§ What the task asks: Scan the material and copy every line in which "соответствии" appears.

§ Provided information:
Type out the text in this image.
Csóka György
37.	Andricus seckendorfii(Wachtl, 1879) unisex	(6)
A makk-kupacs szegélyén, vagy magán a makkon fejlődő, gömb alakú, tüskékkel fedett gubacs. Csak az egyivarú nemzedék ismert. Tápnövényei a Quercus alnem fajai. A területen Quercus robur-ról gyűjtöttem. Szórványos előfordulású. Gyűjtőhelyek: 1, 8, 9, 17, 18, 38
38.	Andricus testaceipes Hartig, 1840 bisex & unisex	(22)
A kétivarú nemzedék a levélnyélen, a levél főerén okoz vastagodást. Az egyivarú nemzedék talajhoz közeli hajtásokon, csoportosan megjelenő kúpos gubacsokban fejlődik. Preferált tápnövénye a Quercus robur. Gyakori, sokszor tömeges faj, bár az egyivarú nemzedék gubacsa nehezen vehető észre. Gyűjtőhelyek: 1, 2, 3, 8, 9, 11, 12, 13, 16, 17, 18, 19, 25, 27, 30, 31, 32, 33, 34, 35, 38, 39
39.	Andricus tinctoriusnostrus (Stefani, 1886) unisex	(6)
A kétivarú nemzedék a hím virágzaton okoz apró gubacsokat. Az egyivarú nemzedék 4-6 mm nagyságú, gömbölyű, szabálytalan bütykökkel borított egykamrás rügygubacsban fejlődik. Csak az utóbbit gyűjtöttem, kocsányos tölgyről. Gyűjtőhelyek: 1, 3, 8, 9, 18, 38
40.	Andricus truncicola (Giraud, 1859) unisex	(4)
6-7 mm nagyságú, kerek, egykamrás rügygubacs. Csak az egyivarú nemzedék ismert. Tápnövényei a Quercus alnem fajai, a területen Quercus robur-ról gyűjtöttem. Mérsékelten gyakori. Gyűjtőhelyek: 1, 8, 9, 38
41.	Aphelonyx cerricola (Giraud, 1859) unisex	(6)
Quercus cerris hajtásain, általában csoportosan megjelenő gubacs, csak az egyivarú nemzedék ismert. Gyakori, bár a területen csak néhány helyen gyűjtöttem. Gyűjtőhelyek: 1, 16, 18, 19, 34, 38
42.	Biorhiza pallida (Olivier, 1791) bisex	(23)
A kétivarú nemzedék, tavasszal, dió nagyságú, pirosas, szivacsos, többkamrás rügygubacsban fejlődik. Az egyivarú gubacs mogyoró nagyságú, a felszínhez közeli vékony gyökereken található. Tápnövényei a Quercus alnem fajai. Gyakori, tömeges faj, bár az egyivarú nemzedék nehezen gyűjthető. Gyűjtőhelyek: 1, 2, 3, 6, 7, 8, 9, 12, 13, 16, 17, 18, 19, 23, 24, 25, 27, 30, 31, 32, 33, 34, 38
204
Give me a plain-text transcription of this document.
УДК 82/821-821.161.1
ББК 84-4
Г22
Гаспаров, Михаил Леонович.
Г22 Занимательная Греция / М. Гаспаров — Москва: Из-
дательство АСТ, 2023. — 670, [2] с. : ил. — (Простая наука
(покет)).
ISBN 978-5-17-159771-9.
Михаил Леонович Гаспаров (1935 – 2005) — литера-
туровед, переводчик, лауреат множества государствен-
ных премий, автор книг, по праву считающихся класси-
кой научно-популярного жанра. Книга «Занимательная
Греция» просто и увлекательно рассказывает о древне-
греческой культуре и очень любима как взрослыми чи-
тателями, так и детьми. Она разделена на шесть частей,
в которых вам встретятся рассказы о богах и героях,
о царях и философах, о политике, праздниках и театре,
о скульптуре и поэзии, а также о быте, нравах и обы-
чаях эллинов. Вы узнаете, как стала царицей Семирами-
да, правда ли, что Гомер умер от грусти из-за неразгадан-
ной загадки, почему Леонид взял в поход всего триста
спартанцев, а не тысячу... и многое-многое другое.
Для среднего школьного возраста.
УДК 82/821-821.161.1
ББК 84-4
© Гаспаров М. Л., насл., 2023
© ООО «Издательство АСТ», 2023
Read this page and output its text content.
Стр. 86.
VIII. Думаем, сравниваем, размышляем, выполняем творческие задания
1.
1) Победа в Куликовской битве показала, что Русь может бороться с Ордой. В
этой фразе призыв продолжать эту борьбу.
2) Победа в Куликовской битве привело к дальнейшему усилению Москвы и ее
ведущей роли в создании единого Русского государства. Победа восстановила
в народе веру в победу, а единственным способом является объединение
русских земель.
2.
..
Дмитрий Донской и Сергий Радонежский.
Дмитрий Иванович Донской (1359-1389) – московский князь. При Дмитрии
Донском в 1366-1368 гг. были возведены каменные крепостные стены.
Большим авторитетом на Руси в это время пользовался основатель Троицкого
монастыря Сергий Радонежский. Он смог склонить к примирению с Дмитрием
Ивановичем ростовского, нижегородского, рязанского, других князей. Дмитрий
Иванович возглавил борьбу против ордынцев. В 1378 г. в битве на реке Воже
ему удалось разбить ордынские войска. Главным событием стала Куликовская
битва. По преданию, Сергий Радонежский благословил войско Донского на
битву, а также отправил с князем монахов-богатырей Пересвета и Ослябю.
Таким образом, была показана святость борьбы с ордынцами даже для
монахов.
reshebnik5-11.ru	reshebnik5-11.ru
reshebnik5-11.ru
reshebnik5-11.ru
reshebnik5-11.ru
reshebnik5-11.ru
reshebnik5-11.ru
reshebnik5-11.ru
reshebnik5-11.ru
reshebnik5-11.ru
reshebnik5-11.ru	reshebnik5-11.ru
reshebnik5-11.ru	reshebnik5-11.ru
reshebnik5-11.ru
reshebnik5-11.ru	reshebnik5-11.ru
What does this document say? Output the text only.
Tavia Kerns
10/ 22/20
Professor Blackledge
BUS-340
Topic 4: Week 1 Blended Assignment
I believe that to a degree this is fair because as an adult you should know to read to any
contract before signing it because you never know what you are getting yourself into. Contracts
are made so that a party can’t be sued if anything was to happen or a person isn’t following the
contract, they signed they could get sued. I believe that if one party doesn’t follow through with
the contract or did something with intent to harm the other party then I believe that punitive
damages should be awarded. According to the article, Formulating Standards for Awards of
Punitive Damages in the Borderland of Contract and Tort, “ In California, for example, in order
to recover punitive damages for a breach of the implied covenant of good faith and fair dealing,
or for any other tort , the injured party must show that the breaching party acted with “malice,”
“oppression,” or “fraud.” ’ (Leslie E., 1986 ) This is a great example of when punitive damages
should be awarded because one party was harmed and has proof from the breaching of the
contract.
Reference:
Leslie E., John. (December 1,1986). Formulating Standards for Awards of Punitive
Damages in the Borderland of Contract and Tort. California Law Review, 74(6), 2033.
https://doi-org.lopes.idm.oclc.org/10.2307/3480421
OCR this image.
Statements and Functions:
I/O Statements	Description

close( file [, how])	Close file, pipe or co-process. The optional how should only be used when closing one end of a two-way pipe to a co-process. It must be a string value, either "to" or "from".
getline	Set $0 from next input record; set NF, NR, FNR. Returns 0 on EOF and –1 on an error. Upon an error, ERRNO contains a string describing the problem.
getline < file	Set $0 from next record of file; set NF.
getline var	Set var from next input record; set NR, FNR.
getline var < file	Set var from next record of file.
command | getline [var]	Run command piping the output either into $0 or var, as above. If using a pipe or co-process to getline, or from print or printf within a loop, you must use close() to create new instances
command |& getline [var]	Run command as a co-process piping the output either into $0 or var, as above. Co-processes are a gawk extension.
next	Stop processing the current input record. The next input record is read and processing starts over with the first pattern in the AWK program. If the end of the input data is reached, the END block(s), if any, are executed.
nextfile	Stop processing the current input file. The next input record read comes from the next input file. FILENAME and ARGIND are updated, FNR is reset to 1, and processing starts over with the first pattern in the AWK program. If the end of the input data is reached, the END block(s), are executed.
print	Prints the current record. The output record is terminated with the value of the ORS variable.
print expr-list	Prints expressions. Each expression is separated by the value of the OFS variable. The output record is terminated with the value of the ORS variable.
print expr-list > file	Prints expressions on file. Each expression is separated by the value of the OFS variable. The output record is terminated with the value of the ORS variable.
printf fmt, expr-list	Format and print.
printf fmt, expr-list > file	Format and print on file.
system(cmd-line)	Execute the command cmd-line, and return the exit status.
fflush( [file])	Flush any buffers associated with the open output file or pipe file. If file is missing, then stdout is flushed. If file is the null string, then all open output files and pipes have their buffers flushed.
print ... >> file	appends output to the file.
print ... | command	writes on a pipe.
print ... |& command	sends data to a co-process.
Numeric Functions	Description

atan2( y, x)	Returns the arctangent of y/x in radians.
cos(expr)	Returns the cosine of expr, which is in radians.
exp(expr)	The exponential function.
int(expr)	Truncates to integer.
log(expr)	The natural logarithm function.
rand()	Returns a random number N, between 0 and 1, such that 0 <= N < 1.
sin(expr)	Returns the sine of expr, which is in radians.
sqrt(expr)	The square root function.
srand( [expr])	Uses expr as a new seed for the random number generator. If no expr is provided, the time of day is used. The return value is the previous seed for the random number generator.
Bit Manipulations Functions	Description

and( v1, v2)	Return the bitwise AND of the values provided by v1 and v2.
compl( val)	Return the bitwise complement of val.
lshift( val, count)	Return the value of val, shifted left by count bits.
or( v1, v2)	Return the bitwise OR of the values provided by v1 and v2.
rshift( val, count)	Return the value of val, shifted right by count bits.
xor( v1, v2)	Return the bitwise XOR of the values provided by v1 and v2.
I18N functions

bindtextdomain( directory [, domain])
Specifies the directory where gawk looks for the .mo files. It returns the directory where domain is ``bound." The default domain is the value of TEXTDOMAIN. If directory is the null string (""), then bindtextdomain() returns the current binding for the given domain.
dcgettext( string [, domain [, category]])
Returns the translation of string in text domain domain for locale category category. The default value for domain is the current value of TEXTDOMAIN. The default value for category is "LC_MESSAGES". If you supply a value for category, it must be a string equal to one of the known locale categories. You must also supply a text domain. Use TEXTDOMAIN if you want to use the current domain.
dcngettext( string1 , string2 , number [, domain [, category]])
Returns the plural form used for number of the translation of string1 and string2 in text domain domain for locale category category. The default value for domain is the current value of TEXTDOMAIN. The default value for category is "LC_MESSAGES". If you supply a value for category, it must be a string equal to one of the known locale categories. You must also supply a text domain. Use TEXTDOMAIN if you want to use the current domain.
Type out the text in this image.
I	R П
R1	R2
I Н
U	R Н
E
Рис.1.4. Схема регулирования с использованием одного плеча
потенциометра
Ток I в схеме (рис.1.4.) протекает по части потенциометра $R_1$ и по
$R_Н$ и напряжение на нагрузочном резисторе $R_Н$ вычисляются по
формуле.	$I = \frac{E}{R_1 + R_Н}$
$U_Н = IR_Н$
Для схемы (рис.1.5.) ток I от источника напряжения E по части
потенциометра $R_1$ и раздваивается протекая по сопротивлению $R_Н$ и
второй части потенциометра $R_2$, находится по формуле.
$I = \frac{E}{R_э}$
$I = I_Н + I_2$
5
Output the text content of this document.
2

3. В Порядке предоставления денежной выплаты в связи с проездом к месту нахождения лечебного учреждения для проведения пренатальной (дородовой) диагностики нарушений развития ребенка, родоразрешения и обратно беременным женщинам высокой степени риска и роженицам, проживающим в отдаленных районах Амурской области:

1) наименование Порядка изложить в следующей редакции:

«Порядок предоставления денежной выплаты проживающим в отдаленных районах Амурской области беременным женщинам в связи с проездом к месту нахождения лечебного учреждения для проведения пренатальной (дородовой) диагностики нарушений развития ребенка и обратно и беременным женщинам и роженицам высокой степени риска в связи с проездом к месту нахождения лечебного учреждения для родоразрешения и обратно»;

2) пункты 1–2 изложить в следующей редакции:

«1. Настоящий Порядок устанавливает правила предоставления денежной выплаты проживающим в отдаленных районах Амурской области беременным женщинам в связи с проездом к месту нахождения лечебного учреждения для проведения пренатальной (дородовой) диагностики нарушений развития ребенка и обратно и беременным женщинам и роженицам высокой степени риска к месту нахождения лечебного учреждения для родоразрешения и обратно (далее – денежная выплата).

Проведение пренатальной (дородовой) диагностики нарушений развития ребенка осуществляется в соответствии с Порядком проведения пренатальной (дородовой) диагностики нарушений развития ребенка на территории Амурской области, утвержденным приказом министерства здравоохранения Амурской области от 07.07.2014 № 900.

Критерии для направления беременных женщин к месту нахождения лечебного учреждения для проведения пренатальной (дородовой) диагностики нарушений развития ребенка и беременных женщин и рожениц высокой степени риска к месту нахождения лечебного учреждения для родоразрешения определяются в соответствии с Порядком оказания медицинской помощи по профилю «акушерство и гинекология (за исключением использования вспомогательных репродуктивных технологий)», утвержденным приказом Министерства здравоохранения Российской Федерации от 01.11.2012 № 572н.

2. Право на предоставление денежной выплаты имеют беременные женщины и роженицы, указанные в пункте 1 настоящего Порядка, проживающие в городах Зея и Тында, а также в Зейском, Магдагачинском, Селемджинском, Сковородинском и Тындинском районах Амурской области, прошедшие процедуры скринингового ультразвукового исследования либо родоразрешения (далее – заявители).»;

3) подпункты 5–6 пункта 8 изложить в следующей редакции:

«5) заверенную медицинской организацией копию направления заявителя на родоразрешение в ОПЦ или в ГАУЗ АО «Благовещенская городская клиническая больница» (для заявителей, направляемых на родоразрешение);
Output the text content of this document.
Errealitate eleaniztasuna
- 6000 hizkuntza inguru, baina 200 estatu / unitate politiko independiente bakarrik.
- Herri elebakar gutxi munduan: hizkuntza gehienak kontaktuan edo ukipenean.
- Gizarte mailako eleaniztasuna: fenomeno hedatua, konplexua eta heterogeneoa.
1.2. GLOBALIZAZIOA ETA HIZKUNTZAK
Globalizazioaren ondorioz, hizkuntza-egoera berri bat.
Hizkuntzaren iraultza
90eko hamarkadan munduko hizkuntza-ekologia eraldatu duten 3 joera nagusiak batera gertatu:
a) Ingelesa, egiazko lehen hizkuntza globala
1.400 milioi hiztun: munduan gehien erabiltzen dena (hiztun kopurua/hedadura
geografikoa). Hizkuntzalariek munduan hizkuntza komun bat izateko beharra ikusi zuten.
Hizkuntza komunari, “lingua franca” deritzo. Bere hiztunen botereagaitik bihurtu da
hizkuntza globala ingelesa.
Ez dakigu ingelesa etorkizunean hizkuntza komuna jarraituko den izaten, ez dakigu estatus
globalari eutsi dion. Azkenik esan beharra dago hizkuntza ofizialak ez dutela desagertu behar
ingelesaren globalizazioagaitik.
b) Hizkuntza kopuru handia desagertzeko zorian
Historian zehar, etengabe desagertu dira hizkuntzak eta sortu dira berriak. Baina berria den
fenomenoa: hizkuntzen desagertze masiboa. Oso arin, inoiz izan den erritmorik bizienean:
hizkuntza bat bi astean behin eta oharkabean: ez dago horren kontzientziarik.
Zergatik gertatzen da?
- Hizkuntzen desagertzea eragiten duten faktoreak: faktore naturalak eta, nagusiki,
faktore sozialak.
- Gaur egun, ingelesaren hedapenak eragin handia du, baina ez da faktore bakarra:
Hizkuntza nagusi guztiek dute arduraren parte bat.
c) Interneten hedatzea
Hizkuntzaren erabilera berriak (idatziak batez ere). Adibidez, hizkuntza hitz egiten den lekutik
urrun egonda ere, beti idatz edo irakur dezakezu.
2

§ Completed exercise:
Проведение пренатальной (дородовой) диагностики нарушений развития ребенка осуществляется в соответствии с Порядком проведения пренатальной (дородовой) диагностики нарушений развития ребенка на территории Амурской области, утвержденным приказом министерства здравоохранения Амурской области от 07.07.2014 № 900.
Критерии для направления беременных женщин к месту нахождения лечебного учреждения для проведения пренатальной (дородовой) диагностики нарушений развития ребенка и беременных женщин и рожениц высокой степени риска к месту нахождения лечебного учреждения для родоразрешения определяются в соответствии с Порядком оказания медицинской помощи по профилю «акушерство и гинекология (за исключением использования вспомогательных репродуктивных технологий)», утвержденным приказом Министерства здравоохранения Российской Федерации от 01.11.2012 № 572н.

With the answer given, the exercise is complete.